◆ **WHAT YOU ARE ASKED TO DO**:
Extract the full listing verbatim and drop any pictures from your copy.

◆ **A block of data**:
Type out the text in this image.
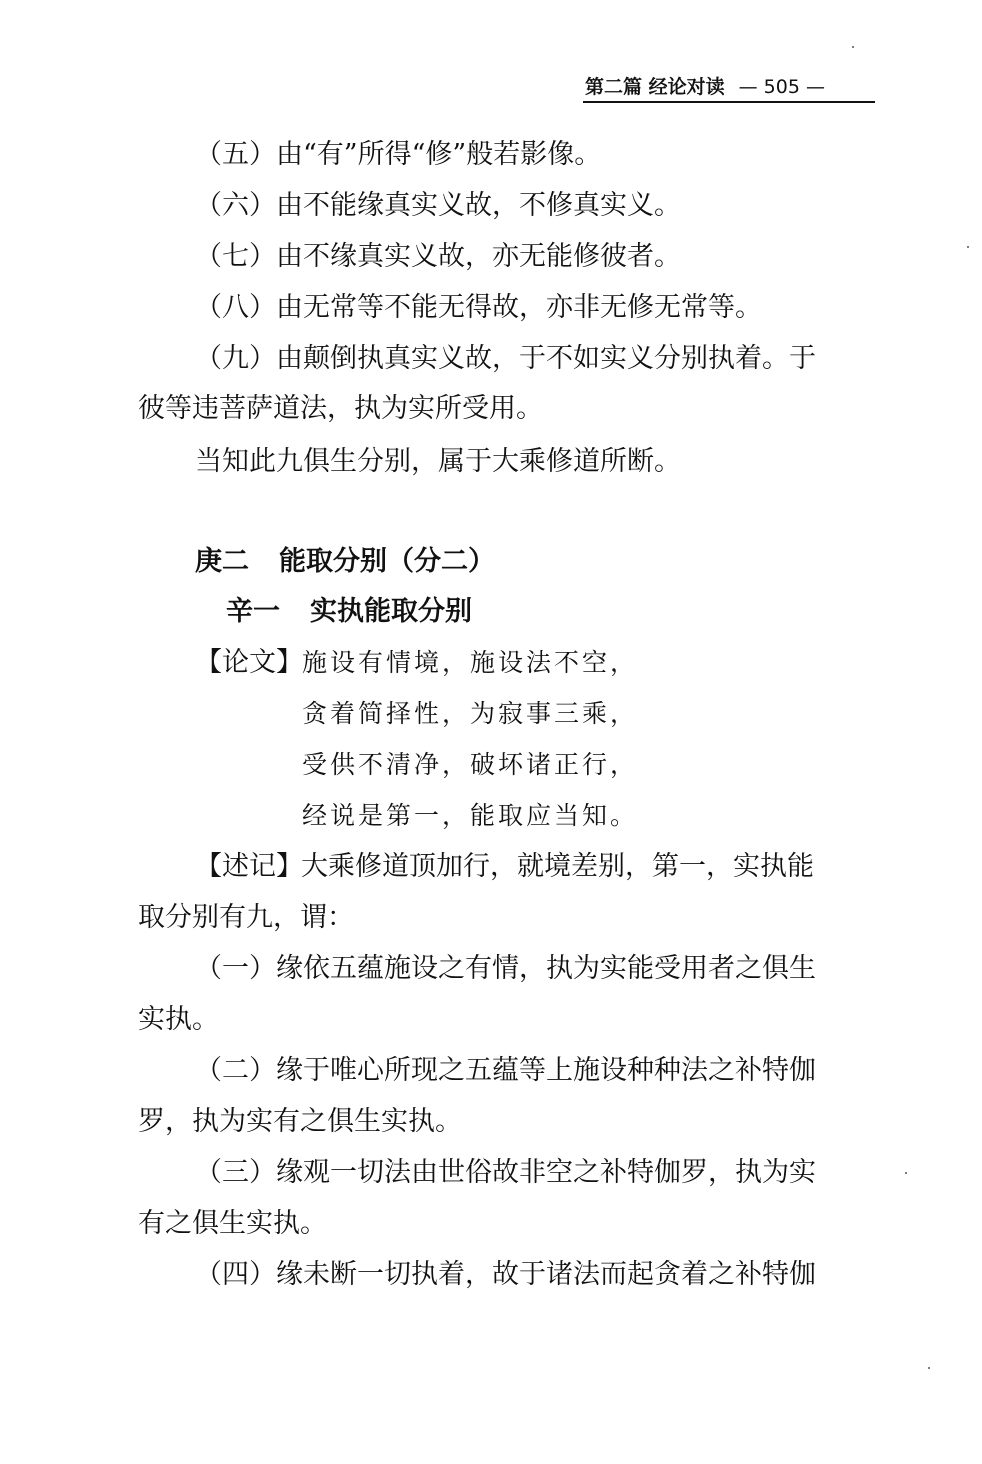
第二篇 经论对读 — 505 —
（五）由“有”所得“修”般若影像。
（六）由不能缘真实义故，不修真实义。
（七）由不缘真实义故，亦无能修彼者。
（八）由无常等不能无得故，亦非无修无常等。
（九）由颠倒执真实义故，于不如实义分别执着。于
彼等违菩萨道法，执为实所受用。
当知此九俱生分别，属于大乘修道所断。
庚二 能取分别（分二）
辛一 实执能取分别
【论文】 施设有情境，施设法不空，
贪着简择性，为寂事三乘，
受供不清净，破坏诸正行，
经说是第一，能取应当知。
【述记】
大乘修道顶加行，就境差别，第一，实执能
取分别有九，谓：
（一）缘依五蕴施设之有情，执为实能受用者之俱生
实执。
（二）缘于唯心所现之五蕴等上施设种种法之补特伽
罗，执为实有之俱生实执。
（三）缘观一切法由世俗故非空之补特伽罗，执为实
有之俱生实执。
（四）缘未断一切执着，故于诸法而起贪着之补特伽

◆ **IN RESPONSE**:
Type out the text in this image.
第二篇 经论对读 — 505 —
（五）由“有”所得“修”般若影像。
（六）由不能缘真实义故，不修真实义。
（七）由不缘真实义故，亦无能修彼者。
（八）由无常等不能无得故，亦非无修无常等。
（九）由颠倒执真实义故，于不如实义分别执着。于
彼等违菩萨道法，执为实所受用。
当知此九俱生分别，属于大乘修道所断。
庚二 能取分别（分二）
辛一 实执能取分别
【论文】 施设有情境，施设法不空，
贪着简择性，为寂事三乘，
受供不清净，破坏诸正行，
经说是第一，能取应当知。
【述记】
大乘修道顶加行，就境差别，第一，实执能
取分别有九，谓：
（一）缘依五蕴施设之有情，执为实能受用者之俱生
实执。
（二）缘于唯心所现之五蕴等上施设种种法之补特伽
罗，执为实有之俱生实执。
（三）缘观一切法由世俗故非空之补特伽罗，执为实
有之俱生实执。
（四）缘未断一切执着，故于诸法而起贪着之补特伽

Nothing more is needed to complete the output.